>>>>>

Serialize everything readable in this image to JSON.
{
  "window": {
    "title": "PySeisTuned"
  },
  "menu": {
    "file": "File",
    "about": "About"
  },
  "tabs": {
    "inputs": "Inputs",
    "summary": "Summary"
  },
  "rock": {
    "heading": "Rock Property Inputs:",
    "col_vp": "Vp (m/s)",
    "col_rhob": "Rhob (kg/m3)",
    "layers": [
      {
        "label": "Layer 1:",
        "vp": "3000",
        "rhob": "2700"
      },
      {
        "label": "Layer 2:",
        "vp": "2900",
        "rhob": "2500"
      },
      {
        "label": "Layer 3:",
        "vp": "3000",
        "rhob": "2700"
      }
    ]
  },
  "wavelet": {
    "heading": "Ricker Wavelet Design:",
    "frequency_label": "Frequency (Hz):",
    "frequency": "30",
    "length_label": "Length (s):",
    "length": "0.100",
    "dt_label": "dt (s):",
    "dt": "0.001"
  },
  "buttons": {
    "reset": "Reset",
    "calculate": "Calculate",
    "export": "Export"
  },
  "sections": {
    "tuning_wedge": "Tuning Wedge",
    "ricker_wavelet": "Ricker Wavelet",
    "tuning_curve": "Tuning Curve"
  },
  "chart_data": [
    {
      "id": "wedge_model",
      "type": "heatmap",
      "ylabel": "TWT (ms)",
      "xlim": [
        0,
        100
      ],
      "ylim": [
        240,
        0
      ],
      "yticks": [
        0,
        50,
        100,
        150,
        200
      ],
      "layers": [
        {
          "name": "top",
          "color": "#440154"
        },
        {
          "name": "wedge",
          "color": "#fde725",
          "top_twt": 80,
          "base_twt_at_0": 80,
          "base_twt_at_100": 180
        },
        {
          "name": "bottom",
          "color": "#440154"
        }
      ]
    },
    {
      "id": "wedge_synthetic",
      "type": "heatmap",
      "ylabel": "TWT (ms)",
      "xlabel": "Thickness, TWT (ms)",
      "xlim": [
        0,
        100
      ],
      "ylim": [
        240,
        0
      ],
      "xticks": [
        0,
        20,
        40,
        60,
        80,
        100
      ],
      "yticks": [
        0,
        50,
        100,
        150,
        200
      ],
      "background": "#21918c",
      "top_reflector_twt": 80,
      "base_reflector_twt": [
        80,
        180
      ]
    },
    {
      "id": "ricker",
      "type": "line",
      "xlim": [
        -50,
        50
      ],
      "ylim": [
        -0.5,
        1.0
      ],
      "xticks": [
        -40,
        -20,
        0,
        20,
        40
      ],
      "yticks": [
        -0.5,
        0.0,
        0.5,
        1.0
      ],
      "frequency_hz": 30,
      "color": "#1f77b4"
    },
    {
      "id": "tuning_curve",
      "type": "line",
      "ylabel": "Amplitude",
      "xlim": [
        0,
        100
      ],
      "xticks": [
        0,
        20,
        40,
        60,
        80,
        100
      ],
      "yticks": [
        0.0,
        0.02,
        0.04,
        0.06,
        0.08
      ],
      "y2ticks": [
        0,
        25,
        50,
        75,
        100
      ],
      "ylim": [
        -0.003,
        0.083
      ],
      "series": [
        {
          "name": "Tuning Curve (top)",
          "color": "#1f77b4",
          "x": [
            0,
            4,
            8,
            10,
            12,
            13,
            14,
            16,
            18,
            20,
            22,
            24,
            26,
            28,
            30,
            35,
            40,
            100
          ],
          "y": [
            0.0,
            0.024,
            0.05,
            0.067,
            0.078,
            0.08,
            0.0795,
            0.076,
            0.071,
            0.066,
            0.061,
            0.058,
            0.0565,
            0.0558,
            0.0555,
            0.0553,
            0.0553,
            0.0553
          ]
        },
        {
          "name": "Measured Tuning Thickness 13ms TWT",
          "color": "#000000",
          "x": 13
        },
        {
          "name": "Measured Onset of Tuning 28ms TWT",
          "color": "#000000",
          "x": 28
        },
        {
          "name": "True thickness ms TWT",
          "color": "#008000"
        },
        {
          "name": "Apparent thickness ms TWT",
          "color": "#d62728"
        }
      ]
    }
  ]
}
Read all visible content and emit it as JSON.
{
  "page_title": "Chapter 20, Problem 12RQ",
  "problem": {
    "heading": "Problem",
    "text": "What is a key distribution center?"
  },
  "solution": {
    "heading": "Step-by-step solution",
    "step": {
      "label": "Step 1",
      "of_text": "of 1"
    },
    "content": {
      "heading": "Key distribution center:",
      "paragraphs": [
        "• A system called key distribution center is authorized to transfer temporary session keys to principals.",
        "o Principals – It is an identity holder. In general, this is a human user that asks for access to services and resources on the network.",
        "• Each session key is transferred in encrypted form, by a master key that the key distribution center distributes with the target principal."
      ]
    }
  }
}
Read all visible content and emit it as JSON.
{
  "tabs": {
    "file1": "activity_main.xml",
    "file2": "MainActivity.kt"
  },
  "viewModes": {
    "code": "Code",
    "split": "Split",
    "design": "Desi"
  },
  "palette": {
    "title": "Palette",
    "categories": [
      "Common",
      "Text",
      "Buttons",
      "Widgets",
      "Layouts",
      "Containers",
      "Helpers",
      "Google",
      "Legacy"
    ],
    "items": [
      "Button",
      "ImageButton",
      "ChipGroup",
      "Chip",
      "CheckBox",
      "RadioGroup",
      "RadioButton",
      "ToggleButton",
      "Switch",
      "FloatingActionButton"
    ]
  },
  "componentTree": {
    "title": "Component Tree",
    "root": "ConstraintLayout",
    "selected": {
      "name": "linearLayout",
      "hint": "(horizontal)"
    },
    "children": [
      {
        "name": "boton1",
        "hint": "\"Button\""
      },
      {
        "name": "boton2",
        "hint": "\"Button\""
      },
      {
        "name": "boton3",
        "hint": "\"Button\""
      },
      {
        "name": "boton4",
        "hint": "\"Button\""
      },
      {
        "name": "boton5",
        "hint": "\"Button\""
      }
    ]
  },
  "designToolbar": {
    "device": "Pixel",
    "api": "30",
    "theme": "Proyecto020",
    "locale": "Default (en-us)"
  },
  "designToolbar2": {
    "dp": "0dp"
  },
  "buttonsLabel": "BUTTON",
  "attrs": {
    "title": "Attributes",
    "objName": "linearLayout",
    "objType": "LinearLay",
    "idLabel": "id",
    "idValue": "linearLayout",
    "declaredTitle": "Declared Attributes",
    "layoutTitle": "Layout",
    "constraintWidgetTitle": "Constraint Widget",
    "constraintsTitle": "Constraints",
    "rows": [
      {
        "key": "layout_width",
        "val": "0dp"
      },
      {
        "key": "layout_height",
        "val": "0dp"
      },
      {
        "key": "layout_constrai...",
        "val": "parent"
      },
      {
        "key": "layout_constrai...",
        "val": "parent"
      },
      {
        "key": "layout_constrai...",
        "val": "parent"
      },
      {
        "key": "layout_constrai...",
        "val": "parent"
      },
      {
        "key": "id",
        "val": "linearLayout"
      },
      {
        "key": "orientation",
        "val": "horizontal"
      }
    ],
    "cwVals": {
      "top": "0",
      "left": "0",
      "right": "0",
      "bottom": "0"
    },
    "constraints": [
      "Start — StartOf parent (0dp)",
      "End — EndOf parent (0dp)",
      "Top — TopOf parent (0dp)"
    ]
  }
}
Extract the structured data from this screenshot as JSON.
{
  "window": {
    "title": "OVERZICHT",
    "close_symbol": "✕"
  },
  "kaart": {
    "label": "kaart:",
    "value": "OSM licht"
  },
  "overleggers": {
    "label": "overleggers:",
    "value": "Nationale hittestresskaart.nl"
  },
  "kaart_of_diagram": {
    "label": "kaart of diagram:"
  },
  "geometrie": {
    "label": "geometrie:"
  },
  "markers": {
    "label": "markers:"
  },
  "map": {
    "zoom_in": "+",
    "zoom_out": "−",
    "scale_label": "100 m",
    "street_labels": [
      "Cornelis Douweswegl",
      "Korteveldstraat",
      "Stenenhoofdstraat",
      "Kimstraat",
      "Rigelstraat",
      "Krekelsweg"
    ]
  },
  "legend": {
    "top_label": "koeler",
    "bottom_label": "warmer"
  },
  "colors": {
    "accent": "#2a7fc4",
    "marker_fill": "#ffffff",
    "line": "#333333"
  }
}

<<<<<

» Task goal:
Track down the lines that include the word "heading" and copy them.

» Response:
    "heading": "Rock Property Inputs:",
    "heading": "Ricker Wavelet Design:",
    "heading": "Problem",
    "heading": "Step-by-step solution",
      "heading": "Key distribution center:",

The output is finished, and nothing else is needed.